### What the task requires
From the listing below, pull out the lines that hold "Европейский".
========================================
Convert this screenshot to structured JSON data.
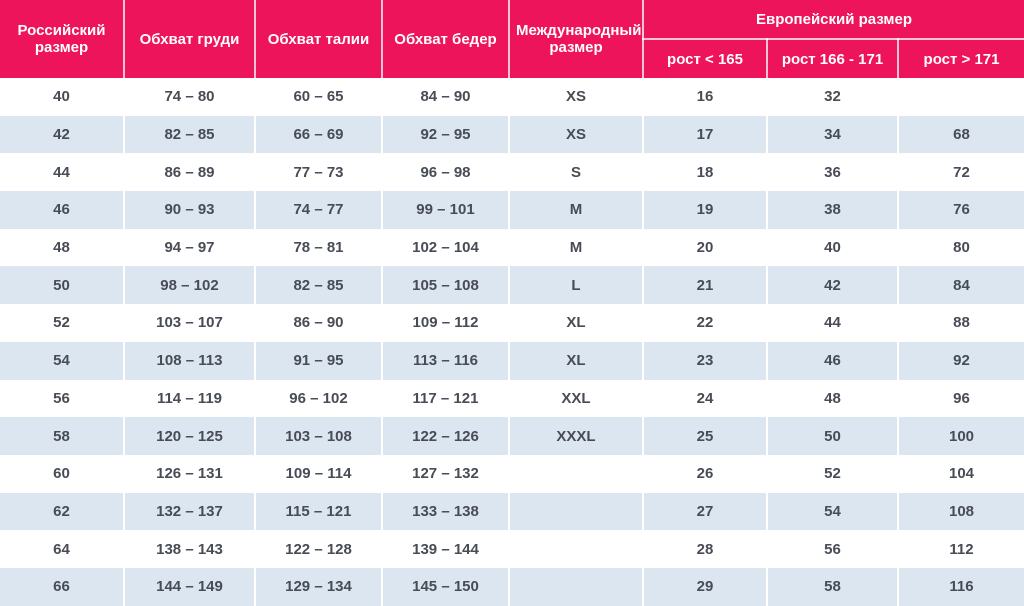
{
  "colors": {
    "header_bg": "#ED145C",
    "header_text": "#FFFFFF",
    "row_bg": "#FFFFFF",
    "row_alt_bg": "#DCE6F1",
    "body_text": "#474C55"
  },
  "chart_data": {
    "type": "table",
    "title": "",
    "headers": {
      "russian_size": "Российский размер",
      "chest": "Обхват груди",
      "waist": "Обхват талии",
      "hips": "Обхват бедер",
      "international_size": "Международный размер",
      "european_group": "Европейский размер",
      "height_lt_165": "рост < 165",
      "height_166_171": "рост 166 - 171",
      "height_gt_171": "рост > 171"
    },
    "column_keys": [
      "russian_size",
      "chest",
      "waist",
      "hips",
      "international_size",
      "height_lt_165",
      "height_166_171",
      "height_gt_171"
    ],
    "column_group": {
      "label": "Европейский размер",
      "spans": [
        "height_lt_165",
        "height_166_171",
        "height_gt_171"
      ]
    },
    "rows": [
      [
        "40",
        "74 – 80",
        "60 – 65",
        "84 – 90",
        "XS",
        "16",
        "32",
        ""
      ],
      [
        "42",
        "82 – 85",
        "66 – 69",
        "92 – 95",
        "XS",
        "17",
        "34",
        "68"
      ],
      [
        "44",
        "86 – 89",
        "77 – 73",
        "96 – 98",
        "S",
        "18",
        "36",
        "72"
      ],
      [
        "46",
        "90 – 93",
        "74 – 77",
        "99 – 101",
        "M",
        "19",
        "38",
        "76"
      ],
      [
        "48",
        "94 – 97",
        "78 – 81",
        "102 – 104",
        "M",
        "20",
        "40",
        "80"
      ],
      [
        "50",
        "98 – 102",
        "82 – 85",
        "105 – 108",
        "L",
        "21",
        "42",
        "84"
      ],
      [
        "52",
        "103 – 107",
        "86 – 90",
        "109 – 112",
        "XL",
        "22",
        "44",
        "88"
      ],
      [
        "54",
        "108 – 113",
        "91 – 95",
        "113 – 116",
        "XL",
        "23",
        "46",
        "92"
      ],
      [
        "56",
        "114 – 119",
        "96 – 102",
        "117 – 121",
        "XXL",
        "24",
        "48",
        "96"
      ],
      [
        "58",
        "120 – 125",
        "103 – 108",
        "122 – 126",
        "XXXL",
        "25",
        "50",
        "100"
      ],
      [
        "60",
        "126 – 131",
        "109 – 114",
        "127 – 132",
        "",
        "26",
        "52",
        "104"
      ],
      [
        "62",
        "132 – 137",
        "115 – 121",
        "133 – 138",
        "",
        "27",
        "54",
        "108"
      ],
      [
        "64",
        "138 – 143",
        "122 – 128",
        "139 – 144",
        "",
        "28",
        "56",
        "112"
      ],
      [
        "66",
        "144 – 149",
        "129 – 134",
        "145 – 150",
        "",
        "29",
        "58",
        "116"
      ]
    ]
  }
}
========================================
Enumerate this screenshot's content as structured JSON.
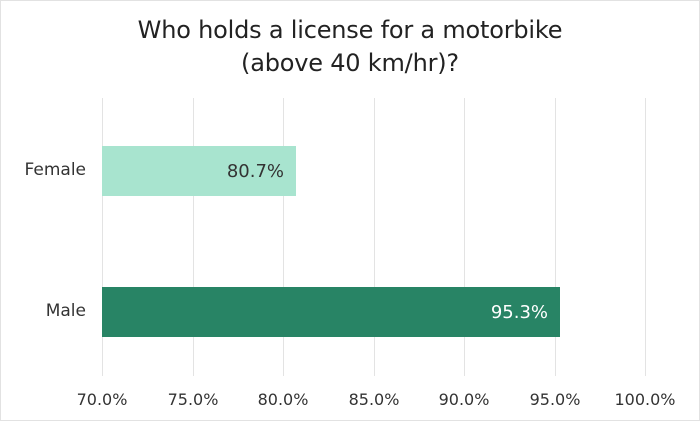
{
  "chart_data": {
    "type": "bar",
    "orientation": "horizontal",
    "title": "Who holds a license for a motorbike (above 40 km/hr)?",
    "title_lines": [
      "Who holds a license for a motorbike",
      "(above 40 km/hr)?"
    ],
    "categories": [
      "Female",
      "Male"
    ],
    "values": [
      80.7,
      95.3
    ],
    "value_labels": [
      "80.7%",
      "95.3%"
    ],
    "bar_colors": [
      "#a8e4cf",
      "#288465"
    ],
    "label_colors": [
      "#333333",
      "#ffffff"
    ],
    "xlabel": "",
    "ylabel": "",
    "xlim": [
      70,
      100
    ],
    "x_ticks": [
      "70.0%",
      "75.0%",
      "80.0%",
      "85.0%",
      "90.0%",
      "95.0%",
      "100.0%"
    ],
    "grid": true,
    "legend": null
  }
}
========================================
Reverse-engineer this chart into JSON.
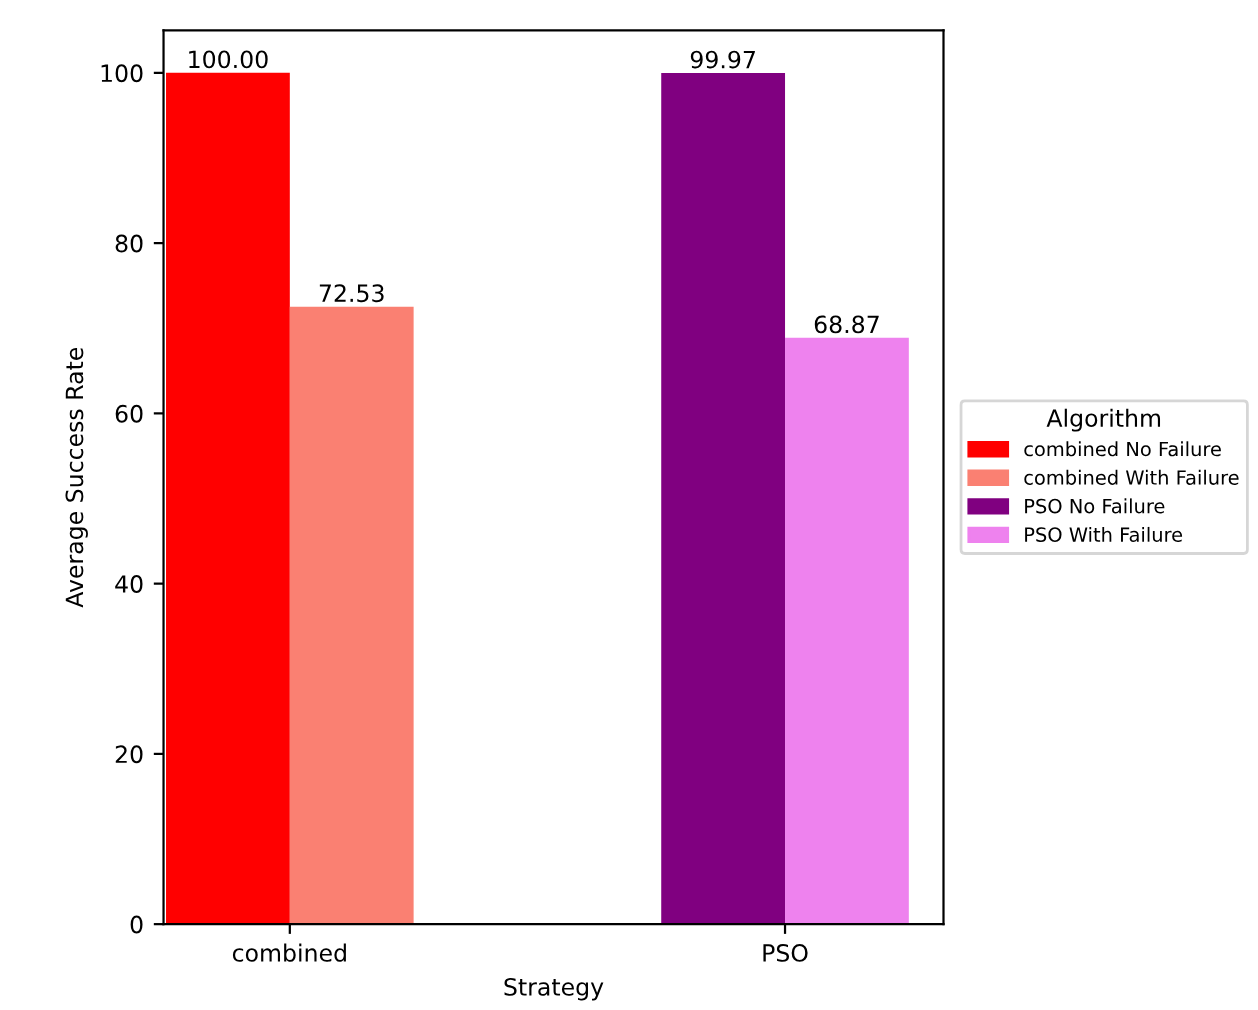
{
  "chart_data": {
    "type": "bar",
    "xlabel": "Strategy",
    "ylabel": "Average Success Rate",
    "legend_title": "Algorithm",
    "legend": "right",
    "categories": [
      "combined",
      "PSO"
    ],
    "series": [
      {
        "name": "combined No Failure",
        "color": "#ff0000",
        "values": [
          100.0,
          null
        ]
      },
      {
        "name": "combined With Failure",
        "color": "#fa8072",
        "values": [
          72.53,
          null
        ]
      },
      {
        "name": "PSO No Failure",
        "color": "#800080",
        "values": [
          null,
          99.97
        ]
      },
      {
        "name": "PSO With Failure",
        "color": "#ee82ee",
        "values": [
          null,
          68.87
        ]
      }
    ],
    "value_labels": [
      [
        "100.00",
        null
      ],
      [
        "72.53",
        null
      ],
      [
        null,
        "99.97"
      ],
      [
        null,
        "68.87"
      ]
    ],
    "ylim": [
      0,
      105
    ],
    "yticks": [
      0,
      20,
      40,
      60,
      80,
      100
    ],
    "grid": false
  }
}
========================================
### Finished exercise
      "european_group": "Европейский размер",
      "label": "Европейский размер",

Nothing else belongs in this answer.